### DATA ENTRIES
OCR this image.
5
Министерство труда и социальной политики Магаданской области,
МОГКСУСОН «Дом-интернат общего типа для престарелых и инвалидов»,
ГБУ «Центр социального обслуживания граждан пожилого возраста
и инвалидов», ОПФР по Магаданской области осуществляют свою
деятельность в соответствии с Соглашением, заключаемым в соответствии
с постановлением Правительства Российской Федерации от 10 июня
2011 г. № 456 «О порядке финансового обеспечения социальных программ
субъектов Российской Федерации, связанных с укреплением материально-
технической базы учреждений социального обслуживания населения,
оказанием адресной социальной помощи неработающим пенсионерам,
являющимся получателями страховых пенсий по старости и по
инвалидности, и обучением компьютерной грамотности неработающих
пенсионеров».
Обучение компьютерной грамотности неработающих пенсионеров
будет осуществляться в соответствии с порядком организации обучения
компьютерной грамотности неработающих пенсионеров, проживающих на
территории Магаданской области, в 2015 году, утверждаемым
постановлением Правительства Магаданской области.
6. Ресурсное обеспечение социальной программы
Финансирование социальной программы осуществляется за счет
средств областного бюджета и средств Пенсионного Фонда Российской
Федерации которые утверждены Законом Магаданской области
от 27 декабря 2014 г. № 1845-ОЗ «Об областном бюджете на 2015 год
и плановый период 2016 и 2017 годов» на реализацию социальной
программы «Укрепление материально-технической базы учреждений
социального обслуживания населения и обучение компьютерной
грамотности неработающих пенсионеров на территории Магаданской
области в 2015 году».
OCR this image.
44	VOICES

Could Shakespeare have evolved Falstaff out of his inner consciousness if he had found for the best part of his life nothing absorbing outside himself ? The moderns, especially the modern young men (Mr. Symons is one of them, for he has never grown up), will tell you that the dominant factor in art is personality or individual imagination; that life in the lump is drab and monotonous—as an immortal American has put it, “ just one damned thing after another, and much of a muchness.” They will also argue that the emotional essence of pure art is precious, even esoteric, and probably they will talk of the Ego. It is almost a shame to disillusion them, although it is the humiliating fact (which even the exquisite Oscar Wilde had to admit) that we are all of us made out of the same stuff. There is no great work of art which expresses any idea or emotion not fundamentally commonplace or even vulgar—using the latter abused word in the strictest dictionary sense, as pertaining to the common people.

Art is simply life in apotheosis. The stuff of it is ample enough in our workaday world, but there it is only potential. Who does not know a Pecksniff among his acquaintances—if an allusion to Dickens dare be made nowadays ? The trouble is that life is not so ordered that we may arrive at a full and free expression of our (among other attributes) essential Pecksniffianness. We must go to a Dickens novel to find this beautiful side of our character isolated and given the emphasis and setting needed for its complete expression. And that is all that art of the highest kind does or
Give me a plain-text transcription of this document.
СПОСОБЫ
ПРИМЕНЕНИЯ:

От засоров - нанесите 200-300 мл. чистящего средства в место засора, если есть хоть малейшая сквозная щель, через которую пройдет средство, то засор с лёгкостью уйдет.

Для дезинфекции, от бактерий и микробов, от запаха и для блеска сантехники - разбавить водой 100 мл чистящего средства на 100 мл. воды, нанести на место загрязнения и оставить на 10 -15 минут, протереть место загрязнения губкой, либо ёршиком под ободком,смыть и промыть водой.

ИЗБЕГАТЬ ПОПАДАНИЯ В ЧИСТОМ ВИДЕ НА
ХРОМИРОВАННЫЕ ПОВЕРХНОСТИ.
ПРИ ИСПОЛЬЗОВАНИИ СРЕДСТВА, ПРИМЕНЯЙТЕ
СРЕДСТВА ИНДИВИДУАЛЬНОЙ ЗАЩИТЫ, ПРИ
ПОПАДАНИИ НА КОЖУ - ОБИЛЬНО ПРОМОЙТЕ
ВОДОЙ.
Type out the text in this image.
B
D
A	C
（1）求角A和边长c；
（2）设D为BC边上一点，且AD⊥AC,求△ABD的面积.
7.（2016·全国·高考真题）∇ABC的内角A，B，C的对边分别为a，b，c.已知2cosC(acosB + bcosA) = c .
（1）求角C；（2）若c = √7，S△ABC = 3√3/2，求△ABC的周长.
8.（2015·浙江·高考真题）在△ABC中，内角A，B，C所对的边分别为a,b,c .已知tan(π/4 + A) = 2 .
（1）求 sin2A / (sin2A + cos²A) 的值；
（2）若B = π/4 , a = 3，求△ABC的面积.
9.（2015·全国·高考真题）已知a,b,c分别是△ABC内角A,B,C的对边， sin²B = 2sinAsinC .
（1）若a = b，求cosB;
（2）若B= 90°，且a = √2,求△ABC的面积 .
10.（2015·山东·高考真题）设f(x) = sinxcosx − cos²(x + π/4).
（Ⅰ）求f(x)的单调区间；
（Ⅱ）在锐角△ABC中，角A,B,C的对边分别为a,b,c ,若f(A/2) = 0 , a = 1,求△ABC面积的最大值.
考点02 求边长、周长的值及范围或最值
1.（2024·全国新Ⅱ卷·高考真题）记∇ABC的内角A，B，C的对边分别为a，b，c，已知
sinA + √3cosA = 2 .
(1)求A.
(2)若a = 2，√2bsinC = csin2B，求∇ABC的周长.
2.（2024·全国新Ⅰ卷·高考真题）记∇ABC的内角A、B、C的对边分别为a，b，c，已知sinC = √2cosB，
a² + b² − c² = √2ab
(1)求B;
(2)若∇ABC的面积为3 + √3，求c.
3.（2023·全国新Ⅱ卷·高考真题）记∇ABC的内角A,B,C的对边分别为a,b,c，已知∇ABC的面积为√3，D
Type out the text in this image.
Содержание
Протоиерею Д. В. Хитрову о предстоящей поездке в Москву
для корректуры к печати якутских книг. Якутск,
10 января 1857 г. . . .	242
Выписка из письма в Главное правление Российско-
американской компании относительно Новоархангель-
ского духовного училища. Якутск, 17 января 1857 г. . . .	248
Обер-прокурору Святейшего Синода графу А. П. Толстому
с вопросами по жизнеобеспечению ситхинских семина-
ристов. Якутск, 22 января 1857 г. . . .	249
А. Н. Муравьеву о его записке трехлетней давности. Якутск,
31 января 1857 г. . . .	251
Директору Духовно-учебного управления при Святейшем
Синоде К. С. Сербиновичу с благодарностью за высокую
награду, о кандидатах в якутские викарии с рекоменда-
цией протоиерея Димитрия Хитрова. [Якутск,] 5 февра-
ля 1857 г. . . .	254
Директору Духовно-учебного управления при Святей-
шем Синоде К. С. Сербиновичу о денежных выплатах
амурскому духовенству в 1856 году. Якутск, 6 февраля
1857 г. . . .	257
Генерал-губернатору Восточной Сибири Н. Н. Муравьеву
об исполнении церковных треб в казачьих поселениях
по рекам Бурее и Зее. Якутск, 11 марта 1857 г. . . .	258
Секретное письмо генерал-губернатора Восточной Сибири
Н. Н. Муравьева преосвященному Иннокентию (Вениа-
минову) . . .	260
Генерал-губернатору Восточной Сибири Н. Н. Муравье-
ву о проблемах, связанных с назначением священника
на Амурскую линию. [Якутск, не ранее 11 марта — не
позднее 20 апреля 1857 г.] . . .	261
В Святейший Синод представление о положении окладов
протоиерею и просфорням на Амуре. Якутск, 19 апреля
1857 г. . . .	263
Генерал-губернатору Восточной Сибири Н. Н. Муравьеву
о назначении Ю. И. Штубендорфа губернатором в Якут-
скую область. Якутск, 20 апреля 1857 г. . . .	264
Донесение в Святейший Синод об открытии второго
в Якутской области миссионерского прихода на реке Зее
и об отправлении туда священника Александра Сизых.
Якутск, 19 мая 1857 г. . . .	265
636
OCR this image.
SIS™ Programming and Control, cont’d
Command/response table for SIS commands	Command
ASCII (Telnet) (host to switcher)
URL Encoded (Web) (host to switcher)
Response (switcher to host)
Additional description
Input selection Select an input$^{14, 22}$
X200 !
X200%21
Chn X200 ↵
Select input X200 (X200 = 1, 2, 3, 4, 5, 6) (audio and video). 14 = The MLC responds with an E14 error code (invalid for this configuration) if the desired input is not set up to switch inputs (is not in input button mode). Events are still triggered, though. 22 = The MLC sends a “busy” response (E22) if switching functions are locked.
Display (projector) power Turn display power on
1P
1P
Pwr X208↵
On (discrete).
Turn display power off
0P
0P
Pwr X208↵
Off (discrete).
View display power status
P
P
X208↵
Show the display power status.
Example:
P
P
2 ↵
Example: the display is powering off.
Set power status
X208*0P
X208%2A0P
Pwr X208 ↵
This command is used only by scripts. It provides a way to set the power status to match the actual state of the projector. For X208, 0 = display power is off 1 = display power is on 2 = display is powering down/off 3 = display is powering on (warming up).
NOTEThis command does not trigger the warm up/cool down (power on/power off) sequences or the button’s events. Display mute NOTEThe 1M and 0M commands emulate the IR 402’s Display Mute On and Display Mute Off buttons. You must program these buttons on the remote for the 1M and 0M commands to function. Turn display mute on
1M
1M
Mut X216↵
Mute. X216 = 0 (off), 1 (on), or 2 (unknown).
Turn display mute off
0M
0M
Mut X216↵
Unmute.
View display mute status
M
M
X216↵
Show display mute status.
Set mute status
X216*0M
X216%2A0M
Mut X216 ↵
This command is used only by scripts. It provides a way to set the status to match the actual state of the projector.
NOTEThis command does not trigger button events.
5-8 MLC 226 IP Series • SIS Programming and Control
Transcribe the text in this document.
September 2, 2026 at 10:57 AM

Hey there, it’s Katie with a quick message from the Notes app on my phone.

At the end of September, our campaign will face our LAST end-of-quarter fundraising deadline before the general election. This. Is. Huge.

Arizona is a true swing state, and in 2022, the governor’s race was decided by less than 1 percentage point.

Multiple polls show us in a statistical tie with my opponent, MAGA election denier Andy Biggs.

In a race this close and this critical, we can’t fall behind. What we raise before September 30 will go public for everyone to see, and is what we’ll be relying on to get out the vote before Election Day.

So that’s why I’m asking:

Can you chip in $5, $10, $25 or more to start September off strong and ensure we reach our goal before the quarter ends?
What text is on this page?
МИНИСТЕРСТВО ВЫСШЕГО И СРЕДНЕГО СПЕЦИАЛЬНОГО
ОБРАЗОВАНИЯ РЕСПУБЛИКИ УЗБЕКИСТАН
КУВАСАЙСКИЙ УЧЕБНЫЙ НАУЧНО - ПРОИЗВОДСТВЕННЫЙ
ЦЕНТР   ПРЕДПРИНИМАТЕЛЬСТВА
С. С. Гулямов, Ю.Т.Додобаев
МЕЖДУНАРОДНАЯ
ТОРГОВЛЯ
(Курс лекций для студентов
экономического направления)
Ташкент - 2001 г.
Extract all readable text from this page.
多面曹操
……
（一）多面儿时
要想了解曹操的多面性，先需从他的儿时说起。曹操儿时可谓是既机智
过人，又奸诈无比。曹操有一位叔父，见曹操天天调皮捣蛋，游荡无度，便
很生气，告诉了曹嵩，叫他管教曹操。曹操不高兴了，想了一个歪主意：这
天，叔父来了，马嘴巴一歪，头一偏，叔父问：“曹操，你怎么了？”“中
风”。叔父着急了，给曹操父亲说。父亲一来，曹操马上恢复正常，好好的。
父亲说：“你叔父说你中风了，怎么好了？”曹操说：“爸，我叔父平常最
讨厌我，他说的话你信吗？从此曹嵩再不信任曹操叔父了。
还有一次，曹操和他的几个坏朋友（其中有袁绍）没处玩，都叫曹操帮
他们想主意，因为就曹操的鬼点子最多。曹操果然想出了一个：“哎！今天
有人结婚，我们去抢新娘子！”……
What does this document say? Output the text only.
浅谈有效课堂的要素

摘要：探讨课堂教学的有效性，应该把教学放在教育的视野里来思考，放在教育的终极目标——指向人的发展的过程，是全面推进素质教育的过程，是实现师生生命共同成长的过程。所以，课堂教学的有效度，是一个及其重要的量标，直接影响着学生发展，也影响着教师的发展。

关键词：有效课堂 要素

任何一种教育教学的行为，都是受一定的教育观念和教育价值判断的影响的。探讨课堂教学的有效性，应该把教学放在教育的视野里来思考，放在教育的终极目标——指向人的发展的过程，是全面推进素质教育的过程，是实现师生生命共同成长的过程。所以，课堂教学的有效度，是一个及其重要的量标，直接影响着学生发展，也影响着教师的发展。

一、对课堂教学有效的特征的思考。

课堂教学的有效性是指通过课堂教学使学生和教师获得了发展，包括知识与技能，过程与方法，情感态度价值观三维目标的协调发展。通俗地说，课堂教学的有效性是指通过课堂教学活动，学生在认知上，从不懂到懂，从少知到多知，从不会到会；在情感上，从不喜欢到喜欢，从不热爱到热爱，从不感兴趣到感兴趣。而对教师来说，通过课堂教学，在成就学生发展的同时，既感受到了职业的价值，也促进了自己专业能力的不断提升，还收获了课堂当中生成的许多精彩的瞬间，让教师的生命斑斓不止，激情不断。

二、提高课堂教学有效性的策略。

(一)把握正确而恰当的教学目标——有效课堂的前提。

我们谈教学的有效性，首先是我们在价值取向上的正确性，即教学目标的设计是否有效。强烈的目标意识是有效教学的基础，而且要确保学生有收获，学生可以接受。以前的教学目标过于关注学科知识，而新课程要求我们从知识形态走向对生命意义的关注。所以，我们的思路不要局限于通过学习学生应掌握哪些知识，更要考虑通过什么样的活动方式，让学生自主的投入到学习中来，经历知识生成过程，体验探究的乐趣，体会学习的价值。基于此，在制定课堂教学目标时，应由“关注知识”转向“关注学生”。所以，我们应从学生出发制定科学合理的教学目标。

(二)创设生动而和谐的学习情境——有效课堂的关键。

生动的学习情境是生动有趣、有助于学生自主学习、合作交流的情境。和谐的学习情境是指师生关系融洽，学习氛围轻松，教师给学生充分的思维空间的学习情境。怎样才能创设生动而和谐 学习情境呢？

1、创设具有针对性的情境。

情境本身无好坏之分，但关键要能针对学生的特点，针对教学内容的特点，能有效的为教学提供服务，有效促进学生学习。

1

### GIVEN INSTRUCTION
Track down every line holding the string "чистящего" and copy it.

### REPLY
От засоров - нанесите 200-300 мл. чистящего средства в место засора, если есть хоть малейшая сквозная щель, через которую пройдет средство, то засор с лёгкостью уйдет.
Для дезинфекции, от бактерий и микробов, от запаха и для блеска сантехники - разбавить водой 100 мл чистящего средства на 100 мл. воды, нанести на место загрязнения и оставить на 10 -15 минут, протереть место загрязнения губкой, либо ёршиком под ободком,смыть и промыть водой.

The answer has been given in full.